→ **Stated task**:
Your task is to locate every line holding the string "this" and to copy each of them.

→ **Items**:
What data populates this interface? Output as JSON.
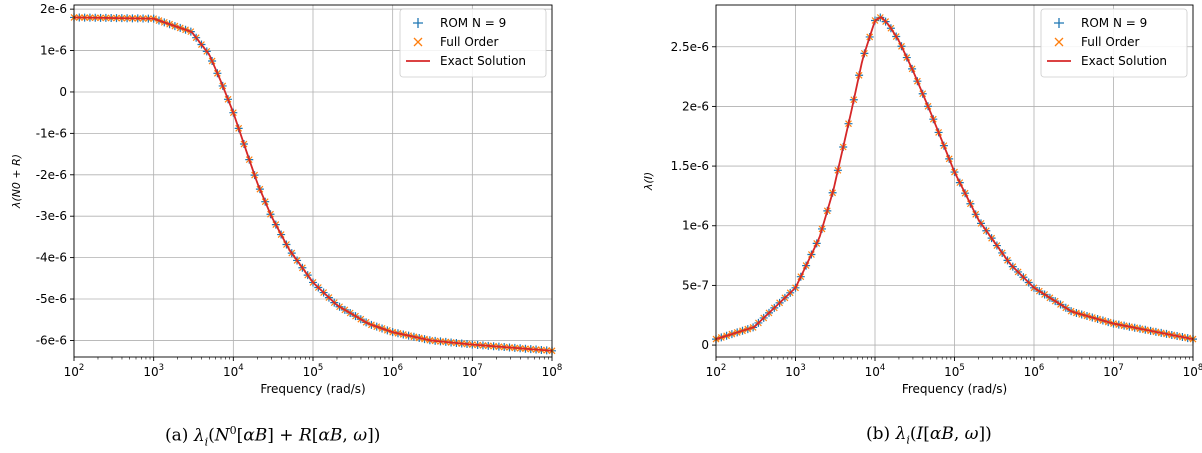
{
  "colors": {
    "rom": "#1f77b4",
    "full": "#ff7f0e",
    "exact": "#d62728"
  },
  "chart_data": [
    {
      "type": "line",
      "caption": "(a) λi(N0[αB] + R[αB, ω])",
      "xlabel": "Frequency (rad/s)",
      "ylabel": "λ(N0 + R)",
      "xscale": "log",
      "xlim": [
        100,
        100000000
      ],
      "ylim": [
        -6.4e-06,
        2.1e-06
      ],
      "grid": true,
      "legend_position": "top-right",
      "x_ticks": [
        {
          "value": 100,
          "base": "10",
          "exp": "2"
        },
        {
          "value": 1000,
          "base": "10",
          "exp": "3"
        },
        {
          "value": 10000,
          "base": "10",
          "exp": "4"
        },
        {
          "value": 100000,
          "base": "10",
          "exp": "5"
        },
        {
          "value": 1000000,
          "base": "10",
          "exp": "6"
        },
        {
          "value": 10000000,
          "base": "10",
          "exp": "7"
        },
        {
          "value": 100000000,
          "base": "10",
          "exp": "8"
        }
      ],
      "y_ticks": [
        {
          "value": 2e-06,
          "label": "2e-6"
        },
        {
          "value": 1e-06,
          "label": "1e-6"
        },
        {
          "value": 0,
          "label": "0"
        },
        {
          "value": -1e-06,
          "label": "-1e-6"
        },
        {
          "value": -2e-06,
          "label": "-2e-6"
        },
        {
          "value": -3e-06,
          "label": "-3e-6"
        },
        {
          "value": -4e-06,
          "label": "-4e-6"
        },
        {
          "value": -5e-06,
          "label": "-5e-6"
        },
        {
          "value": -6e-06,
          "label": "-6e-6"
        }
      ],
      "x": [
        100,
        1000,
        3000,
        5000,
        7000,
        10000,
        15000,
        20000,
        30000,
        50000,
        100000,
        200000,
        500000,
        1000000,
        3000000,
        10000000,
        100000000
      ],
      "series": [
        {
          "name": "ROM N = 9",
          "marker": "plus",
          "values": [
            1.8e-06,
            1.77e-06,
            1.45e-06,
            9e-07,
            2.5e-07,
            -5e-07,
            -1.5e-06,
            -2.2e-06,
            -3e-06,
            -3.8e-06,
            -4.6e-06,
            -5.15e-06,
            -5.6e-06,
            -5.8e-06,
            -6e-06,
            -6.1e-06,
            -6.25e-06
          ]
        },
        {
          "name": "Full Order",
          "marker": "x",
          "values": [
            1.8e-06,
            1.77e-06,
            1.45e-06,
            9e-07,
            2.5e-07,
            -5e-07,
            -1.5e-06,
            -2.2e-06,
            -3e-06,
            -3.8e-06,
            -4.6e-06,
            -5.15e-06,
            -5.6e-06,
            -5.8e-06,
            -6e-06,
            -6.1e-06,
            -6.25e-06
          ]
        },
        {
          "name": "Exact Solution",
          "marker": "line",
          "values": [
            1.8e-06,
            1.77e-06,
            1.45e-06,
            9e-07,
            2.5e-07,
            -5e-07,
            -1.5e-06,
            -2.2e-06,
            -3e-06,
            -3.8e-06,
            -4.6e-06,
            -5.15e-06,
            -5.6e-06,
            -5.8e-06,
            -6e-06,
            -6.1e-06,
            -6.25e-06
          ]
        }
      ]
    },
    {
      "type": "line",
      "caption": "(b) λi(I[αB, ω])",
      "xlabel": "Frequency (rad/s)",
      "ylabel": "λ(I)",
      "xscale": "log",
      "xlim": [
        100,
        100000000
      ],
      "ylim": [
        -1e-07,
        2.85e-06
      ],
      "grid": true,
      "legend_position": "top-right",
      "x_ticks": [
        {
          "value": 100,
          "base": "10",
          "exp": "2"
        },
        {
          "value": 1000,
          "base": "10",
          "exp": "3"
        },
        {
          "value": 10000,
          "base": "10",
          "exp": "4"
        },
        {
          "value": 100000,
          "base": "10",
          "exp": "5"
        },
        {
          "value": 1000000,
          "base": "10",
          "exp": "6"
        },
        {
          "value": 10000000,
          "base": "10",
          "exp": "7"
        },
        {
          "value": 100000000,
          "base": "10",
          "exp": "8"
        }
      ],
      "y_ticks": [
        {
          "value": 2.5e-06,
          "label": "2.5e-6"
        },
        {
          "value": 2e-06,
          "label": "2e-6"
        },
        {
          "value": 1.5e-06,
          "label": "1.5e-6"
        },
        {
          "value": 1e-06,
          "label": "1e-6"
        },
        {
          "value": 5e-07,
          "label": "5e-7"
        },
        {
          "value": 0,
          "label": "0"
        }
      ],
      "x": [
        100,
        300,
        1000,
        2000,
        3000,
        5000,
        7000,
        10000,
        12000,
        15000,
        20000,
        30000,
        50000,
        100000,
        200000,
        500000,
        1000000,
        3000000,
        10000000,
        100000000
      ],
      "series": [
        {
          "name": "ROM N = 9",
          "marker": "plus",
          "values": [
            5e-08,
            1.5e-07,
            4.8e-07,
            9e-07,
            1.3e-06,
            1.95e-06,
            2.4e-06,
            2.72e-06,
            2.75e-06,
            2.68e-06,
            2.55e-06,
            2.3e-06,
            1.95e-06,
            1.45e-06,
            1.05e-06,
            6.8e-07,
            4.8e-07,
            2.8e-07,
            1.8e-07,
            5e-08
          ]
        },
        {
          "name": "Full Order",
          "marker": "x",
          "values": [
            5e-08,
            1.5e-07,
            4.8e-07,
            9e-07,
            1.3e-06,
            1.95e-06,
            2.4e-06,
            2.72e-06,
            2.75e-06,
            2.68e-06,
            2.55e-06,
            2.3e-06,
            1.95e-06,
            1.45e-06,
            1.05e-06,
            6.8e-07,
            4.8e-07,
            2.8e-07,
            1.8e-07,
            5e-08
          ]
        },
        {
          "name": "Exact Solution",
          "marker": "line",
          "values": [
            5e-08,
            1.5e-07,
            4.8e-07,
            9e-07,
            1.3e-06,
            1.95e-06,
            2.4e-06,
            2.72e-06,
            2.75e-06,
            2.68e-06,
            2.55e-06,
            2.3e-06,
            1.95e-06,
            1.45e-06,
            1.05e-06,
            6.8e-07,
            4.8e-07,
            2.8e-07,
            1.8e-07,
            5e-08
          ]
        }
      ]
    }
  ]
}
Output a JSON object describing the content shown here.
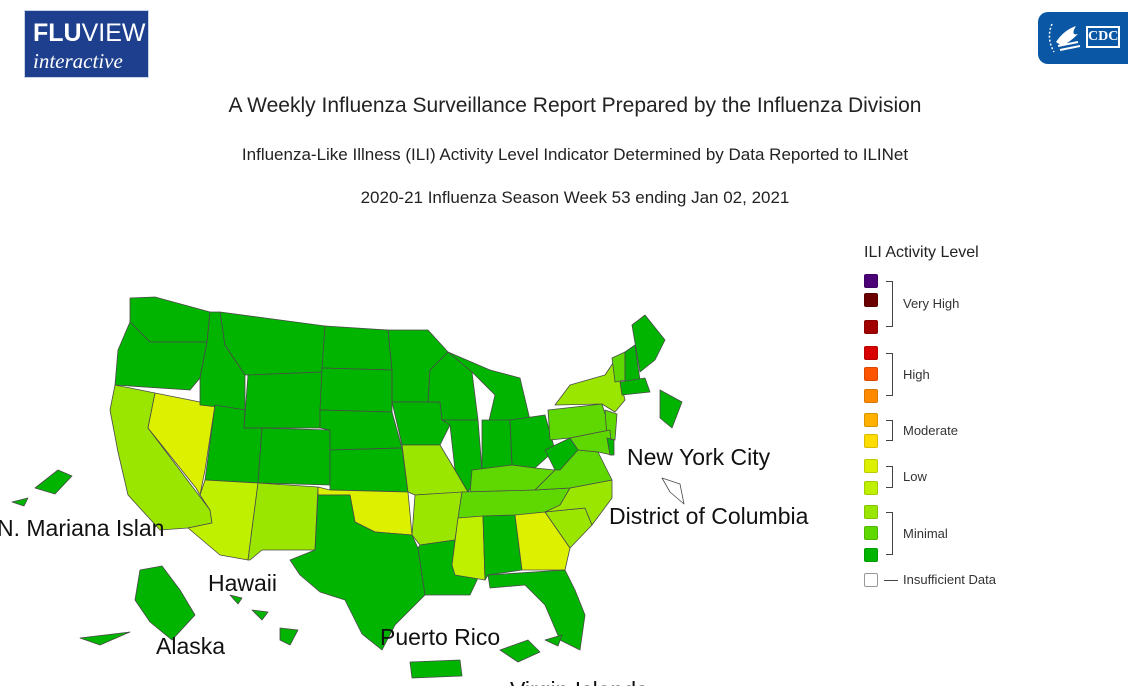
{
  "logos": {
    "fluview_bold": "FLU",
    "fluview_rest": "VIEW",
    "fluview_sub": "interactive",
    "cdc": "CDC"
  },
  "titles": {
    "main": "A Weekly Influenza Surveillance Report Prepared by the Influenza Division",
    "sub": "Influenza-Like Illness (ILI) Activity Level Indicator Determined by Data Reported to ILINet",
    "week": "2020-21 Influenza Season Week 53 ending Jan 02, 2021"
  },
  "legend": {
    "title": "ILI Activity Level",
    "levels": [
      {
        "level": 13,
        "color": "#4b0078"
      },
      {
        "level": 12,
        "color": "#6b0000"
      },
      {
        "level": 11,
        "color": "#a00000"
      },
      {
        "level": 10,
        "color": "#d80000"
      },
      {
        "level": 9,
        "color": "#ff5500"
      },
      {
        "level": 8,
        "color": "#ff8a00"
      },
      {
        "level": 7,
        "color": "#ffb000"
      },
      {
        "level": 6,
        "color": "#ffdc00"
      },
      {
        "level": 5,
        "color": "#dcf000"
      },
      {
        "level": 4,
        "color": "#bef000"
      },
      {
        "level": 3,
        "color": "#9be600"
      },
      {
        "level": 2,
        "color": "#5ed800"
      },
      {
        "level": 1,
        "color": "#00b400"
      },
      {
        "level": 0,
        "color": "#ffffff"
      }
    ],
    "groups": [
      "Very High",
      "High",
      "Moderate",
      "Low",
      "Minimal",
      "Insufficient Data"
    ]
  },
  "map_labels": {
    "new_york_city": "New York City",
    "district_of_columbia": "District of Columbia",
    "mariana": "N. Mariana Islan",
    "hawaii": "Hawaii",
    "alaska": "Alaska",
    "puerto_rico": "Puerto Rico",
    "virgin_islands": "Virgin Islands"
  },
  "state_levels": {
    "WA": 1,
    "OR": 1,
    "CA": 3,
    "NV": 5,
    "ID": 1,
    "MT": 1,
    "WY": 1,
    "UT": 1,
    "AZ": 4,
    "CO": 1,
    "NM": 3,
    "ND": 1,
    "SD": 1,
    "NE": 1,
    "KS": 1,
    "OK": 5,
    "TX": 1,
    "MN": 1,
    "IA": 1,
    "MO": 3,
    "AR": 3,
    "LA": 1,
    "WI": 1,
    "IL": 1,
    "MI": 1,
    "IN": 1,
    "OH": 1,
    "KY": 2,
    "TN": 2,
    "MS": 4,
    "AL": 1,
    "GA": 5,
    "FL": 1,
    "SC": 3,
    "NC": 3,
    "VA": 2,
    "WV": 1,
    "PA": 2,
    "NY": 3,
    "ME": 1,
    "NH": 1,
    "VT": 2,
    "MA": 1,
    "NJ": 2,
    "MD": 2,
    "DE": 1,
    "AK": 1,
    "HI": 1,
    "PR": 1,
    "VI": 1,
    "MP": 1,
    "NYC": 1,
    "DC": 0
  }
}
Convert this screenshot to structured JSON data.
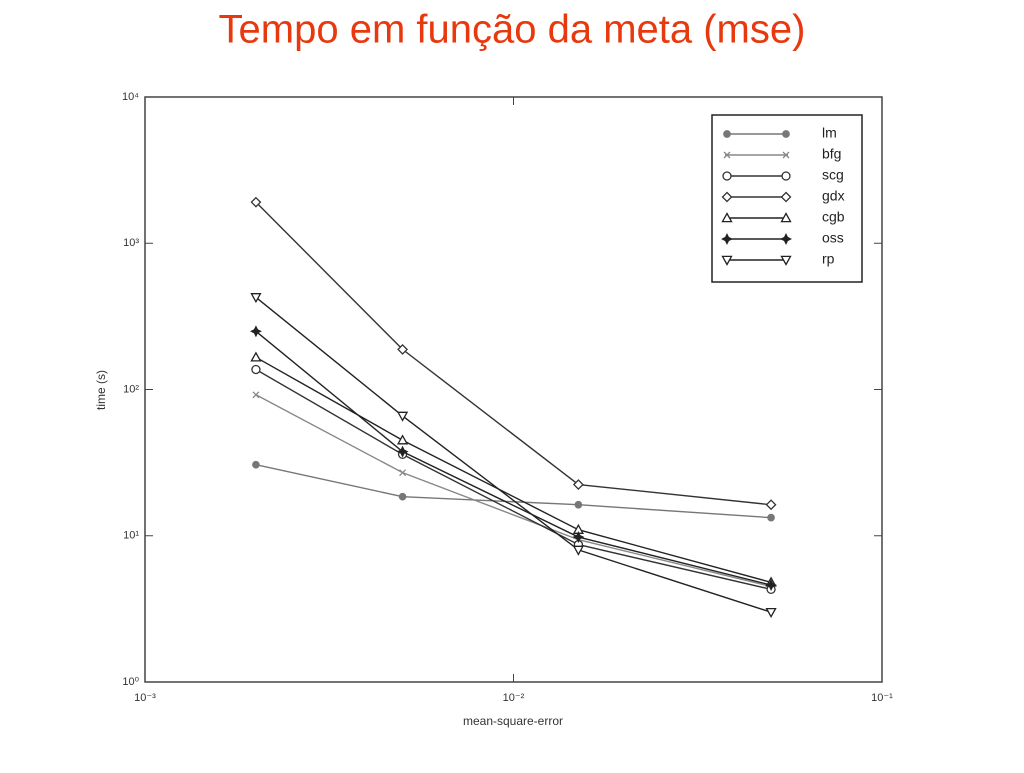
{
  "chart_data": {
    "type": "line",
    "title": "Tempo em função da meta (mse)",
    "x_label": "mean-square-error",
    "y_label": "time (s)",
    "log_x": true,
    "log_y": true,
    "legend": "upper right",
    "x": [
      0.002,
      0.005,
      0.015,
      0.05
    ],
    "xlim": [
      0.001,
      0.1
    ],
    "xticks": [
      {
        "value": 0.001,
        "label": "10⁻³"
      },
      {
        "value": 0.01,
        "label": "10⁻²"
      },
      {
        "value": 0.1,
        "label": "10⁻¹"
      }
    ],
    "ylim": [
      1,
      10000
    ],
    "yticks": [
      {
        "value": 1,
        "label": "10⁰"
      },
      {
        "value": 10,
        "label": "10¹"
      },
      {
        "value": 100,
        "label": "10²"
      },
      {
        "value": 1000,
        "label": "10³"
      },
      {
        "value": 10000,
        "label": "10⁴"
      }
    ],
    "series": [
      {
        "name": "lm",
        "color": "#777777",
        "marker": "dot",
        "values": [
          30.6,
          18.5,
          16.3,
          13.3
        ]
      },
      {
        "name": "bfg",
        "color": "#888888",
        "marker": "x",
        "values": [
          92,
          27,
          9.4,
          4.5
        ]
      },
      {
        "name": "scg",
        "color": "#333333",
        "marker": "circle",
        "values": [
          137,
          36,
          8.7,
          4.3
        ]
      },
      {
        "name": "gdx",
        "color": "#333333",
        "marker": "diamond",
        "values": [
          1910,
          188,
          22.4,
          16.3
        ]
      },
      {
        "name": "cgb",
        "color": "#222222",
        "marker": "triangle",
        "values": [
          166,
          45,
          11,
          4.8
        ]
      },
      {
        "name": "oss",
        "color": "#222222",
        "marker": "star",
        "values": [
          250,
          37.6,
          9.8,
          4.6
        ]
      },
      {
        "name": "rp",
        "color": "#222222",
        "marker": "down",
        "values": [
          427,
          66,
          8.0,
          3.0
        ]
      }
    ]
  }
}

→ **Exercise output**:
What data populates this interface? Output as JSON.
Convert this screenshot to structured JSON data.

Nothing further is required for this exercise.